- **WHAT YOU SHOULD DO**
Locate every line that holds the string "frac" and copy it.

** Start of INFORMATION SUPPLIED **

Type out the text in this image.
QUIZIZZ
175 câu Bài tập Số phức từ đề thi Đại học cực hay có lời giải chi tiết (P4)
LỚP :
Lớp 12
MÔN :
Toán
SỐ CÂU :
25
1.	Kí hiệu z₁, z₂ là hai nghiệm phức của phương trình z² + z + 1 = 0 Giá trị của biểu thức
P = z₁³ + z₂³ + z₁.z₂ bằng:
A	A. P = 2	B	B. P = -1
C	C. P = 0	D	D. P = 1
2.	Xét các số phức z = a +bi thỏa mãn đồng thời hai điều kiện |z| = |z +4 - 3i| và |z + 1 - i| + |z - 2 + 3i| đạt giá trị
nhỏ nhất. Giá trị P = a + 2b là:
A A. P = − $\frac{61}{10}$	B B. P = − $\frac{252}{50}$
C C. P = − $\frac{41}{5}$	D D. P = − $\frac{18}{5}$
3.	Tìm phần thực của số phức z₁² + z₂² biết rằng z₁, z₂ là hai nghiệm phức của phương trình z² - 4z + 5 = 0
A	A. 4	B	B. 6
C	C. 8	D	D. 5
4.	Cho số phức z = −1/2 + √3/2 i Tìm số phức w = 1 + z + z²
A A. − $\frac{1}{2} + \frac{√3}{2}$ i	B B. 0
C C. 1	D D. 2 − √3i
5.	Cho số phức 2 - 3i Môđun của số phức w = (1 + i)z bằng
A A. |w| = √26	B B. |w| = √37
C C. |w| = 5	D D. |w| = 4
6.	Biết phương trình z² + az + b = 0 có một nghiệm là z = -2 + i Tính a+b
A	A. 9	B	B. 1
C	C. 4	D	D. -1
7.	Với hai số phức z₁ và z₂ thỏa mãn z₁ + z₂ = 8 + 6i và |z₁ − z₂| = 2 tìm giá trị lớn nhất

** End of INFORMATION SUPPLIED **

- **COMPLETE OUTPUT**
A A. P = − $\frac{61}{10}$	B B. P = − $\frac{252}{50}$
C C. P = − $\frac{41}{5}$	D D. P = − $\frac{18}{5}$
A A. − $\frac{1}{2} + \frac{√3}{2}$ i	B B. 0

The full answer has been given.